(Layout records)
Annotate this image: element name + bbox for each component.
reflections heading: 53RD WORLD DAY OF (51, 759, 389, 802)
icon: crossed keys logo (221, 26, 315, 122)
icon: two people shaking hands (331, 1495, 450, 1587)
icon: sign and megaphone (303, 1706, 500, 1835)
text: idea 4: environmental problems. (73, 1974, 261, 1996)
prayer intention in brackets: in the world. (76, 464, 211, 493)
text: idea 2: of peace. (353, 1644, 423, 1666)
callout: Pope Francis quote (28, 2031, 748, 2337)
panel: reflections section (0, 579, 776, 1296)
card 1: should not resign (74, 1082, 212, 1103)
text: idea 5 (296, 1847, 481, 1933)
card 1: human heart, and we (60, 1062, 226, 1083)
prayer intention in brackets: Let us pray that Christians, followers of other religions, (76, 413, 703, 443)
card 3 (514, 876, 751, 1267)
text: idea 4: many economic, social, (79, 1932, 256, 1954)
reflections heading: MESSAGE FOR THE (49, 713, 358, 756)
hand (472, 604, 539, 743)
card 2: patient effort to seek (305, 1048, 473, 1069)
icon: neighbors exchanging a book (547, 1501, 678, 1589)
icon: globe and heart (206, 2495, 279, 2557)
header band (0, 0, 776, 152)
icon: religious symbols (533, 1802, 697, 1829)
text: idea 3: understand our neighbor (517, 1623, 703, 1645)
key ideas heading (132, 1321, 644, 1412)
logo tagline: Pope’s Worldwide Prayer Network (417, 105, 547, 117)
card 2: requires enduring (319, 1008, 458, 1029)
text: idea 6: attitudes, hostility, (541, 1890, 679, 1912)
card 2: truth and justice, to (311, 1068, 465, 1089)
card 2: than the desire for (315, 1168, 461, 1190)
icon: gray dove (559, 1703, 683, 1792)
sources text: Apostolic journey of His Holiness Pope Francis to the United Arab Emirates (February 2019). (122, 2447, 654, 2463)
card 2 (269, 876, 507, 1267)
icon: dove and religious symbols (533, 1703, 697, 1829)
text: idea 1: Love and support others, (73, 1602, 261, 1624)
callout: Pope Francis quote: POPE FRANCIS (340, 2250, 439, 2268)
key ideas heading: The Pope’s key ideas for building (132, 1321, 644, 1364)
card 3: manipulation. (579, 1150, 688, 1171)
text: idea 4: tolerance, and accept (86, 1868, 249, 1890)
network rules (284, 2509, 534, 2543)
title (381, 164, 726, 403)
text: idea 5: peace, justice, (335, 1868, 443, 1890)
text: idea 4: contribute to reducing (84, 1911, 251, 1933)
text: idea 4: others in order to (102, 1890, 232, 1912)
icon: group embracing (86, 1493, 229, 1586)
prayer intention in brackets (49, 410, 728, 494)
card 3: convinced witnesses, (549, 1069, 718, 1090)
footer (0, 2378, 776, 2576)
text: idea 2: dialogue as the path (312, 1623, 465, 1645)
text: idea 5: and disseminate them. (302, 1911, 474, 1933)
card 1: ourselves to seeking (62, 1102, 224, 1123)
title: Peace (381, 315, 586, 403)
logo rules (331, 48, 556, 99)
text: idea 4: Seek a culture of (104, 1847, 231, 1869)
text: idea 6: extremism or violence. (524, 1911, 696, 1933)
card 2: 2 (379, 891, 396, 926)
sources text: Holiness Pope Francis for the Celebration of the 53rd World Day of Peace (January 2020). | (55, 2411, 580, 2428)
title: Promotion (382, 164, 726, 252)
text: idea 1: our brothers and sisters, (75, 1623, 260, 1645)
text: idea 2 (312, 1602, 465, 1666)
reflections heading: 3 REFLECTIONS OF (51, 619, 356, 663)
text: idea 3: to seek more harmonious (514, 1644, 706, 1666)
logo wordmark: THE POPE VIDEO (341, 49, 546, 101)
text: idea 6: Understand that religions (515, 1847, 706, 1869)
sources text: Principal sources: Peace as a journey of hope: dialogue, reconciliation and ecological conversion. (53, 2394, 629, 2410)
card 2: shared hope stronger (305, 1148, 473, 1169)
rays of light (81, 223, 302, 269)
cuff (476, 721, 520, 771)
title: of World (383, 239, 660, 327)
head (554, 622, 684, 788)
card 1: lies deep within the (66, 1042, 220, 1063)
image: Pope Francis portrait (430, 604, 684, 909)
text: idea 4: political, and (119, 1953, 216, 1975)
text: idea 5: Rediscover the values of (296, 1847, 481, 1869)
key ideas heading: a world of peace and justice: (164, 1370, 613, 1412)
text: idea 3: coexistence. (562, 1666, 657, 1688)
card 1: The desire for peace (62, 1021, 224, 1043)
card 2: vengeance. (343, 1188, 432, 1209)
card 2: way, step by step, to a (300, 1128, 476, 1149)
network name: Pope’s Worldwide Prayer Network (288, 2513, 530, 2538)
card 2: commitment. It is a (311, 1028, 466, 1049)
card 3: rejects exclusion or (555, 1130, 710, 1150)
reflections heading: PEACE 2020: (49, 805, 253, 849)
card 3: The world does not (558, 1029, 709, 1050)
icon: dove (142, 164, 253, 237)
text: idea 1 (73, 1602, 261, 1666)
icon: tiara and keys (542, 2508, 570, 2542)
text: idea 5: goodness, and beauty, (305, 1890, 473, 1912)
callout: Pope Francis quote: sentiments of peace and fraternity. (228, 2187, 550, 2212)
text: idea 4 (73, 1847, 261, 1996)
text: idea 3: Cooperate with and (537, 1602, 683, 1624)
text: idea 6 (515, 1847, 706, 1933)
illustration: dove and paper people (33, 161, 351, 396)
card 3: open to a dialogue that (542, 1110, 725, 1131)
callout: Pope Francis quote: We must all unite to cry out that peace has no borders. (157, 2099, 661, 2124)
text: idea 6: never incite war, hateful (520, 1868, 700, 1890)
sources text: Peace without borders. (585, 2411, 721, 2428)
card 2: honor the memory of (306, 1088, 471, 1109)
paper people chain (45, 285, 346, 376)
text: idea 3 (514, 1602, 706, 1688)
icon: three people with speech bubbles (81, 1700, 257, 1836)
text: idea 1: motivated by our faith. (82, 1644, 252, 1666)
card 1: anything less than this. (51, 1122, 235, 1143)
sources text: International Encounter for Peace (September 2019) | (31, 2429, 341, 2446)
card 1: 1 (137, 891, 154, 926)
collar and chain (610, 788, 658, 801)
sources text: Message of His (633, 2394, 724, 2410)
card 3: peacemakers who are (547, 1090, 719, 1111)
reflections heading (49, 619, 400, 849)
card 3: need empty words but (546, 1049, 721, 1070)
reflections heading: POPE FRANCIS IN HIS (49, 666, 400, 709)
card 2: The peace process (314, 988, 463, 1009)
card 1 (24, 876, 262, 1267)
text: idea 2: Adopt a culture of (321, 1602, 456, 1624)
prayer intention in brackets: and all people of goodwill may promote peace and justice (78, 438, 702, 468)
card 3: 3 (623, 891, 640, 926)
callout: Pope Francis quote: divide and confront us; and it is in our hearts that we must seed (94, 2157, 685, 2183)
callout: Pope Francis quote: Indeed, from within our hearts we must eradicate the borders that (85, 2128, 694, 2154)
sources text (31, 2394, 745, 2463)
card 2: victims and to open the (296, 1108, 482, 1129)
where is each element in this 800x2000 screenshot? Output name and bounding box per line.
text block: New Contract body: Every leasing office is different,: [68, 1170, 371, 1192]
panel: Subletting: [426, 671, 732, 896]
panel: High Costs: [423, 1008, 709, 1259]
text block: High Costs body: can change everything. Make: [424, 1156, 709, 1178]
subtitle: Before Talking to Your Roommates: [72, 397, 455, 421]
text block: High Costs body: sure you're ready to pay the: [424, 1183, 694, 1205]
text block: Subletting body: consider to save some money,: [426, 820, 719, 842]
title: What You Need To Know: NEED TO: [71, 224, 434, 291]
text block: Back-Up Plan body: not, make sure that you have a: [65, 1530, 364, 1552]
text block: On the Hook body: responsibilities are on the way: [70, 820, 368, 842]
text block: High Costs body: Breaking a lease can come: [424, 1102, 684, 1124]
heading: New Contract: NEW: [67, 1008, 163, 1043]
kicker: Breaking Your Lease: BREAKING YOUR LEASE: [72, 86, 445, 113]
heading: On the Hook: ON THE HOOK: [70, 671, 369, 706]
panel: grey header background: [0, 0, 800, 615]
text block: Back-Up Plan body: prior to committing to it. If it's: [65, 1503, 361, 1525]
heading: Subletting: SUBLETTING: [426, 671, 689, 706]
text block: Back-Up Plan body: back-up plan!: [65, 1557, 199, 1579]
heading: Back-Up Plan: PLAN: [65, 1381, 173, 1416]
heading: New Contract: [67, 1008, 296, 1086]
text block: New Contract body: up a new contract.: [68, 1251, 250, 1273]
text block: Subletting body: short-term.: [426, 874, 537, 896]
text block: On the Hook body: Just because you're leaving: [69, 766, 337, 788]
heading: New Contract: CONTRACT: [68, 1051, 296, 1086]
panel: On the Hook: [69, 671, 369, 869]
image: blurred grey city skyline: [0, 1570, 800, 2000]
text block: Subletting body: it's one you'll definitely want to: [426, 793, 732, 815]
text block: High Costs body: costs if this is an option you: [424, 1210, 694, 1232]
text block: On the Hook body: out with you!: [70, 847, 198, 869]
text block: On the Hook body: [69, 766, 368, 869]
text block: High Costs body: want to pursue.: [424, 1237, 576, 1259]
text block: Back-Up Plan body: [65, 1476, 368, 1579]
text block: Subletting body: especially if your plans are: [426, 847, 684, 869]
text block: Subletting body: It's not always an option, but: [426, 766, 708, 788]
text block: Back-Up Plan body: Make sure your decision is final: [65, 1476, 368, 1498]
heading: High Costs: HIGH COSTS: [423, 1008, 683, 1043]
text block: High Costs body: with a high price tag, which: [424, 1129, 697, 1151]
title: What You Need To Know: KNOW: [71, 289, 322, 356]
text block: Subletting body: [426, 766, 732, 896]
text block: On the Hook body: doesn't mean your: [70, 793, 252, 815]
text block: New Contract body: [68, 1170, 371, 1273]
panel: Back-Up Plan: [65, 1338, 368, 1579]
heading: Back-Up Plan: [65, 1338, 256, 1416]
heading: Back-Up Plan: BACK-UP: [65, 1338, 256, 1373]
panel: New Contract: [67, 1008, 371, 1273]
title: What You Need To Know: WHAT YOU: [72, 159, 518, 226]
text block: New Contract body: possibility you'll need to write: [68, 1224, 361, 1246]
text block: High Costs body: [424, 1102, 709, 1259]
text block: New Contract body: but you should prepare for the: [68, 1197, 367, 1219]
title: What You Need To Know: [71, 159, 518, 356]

WHAT YOU WILL DO:
Copy the material word for word, from its very first line through the line that contains "card 2 (269, 876, 507, 1267)", including both ends.

THE RESPONSE:
Annotate this image: element name + bbox for each component.
reflections heading: 53RD WORLD DAY OF (51, 759, 389, 802)
icon: crossed keys logo (221, 26, 315, 122)
icon: two people shaking hands (331, 1495, 450, 1587)
icon: sign and megaphone (303, 1706, 500, 1835)
text: idea 4: environmental problems. (73, 1974, 261, 1996)
prayer intention in brackets: in the world. (76, 464, 211, 493)
text: idea 2: of peace. (353, 1644, 423, 1666)
callout: Pope Francis quote (28, 2031, 748, 2337)
panel: reflections section (0, 579, 776, 1296)
card 1: should not resign (74, 1082, 212, 1103)
text: idea 5 (296, 1847, 481, 1933)
card 1: human heart, and we (60, 1062, 226, 1083)
prayer intention in brackets: Let us pray that Christians, followers of other religions, (76, 413, 703, 443)
card 3 (514, 876, 751, 1267)
text: idea 4: many economic, social, (79, 1932, 256, 1954)
reflections heading: MESSAGE FOR THE (49, 713, 358, 756)
hand (472, 604, 539, 743)
card 2: patient effort to seek (305, 1048, 473, 1069)
icon: neighbors exchanging a book (547, 1501, 678, 1589)
icon: globe and heart (206, 2495, 279, 2557)
header band (0, 0, 776, 152)
icon: religious symbols (533, 1802, 697, 1829)
text: idea 3: understand our neighbor (517, 1623, 703, 1645)
key ideas heading (132, 1321, 644, 1412)
logo tagline: Pope’s Worldwide Prayer Network (417, 105, 547, 117)
card 2: requires enduring (319, 1008, 458, 1029)
text: idea 6: attitudes, hostility, (541, 1890, 679, 1912)
card 2: truth and justice, to (311, 1068, 465, 1089)
card 2: than the desire for (315, 1168, 461, 1190)
icon: gray dove (559, 1703, 683, 1792)
sources text: Apostolic journey of His Holiness Pope Francis to the United Arab Emirates (February 2019). (122, 2447, 654, 2463)
card 2 (269, 876, 507, 1267)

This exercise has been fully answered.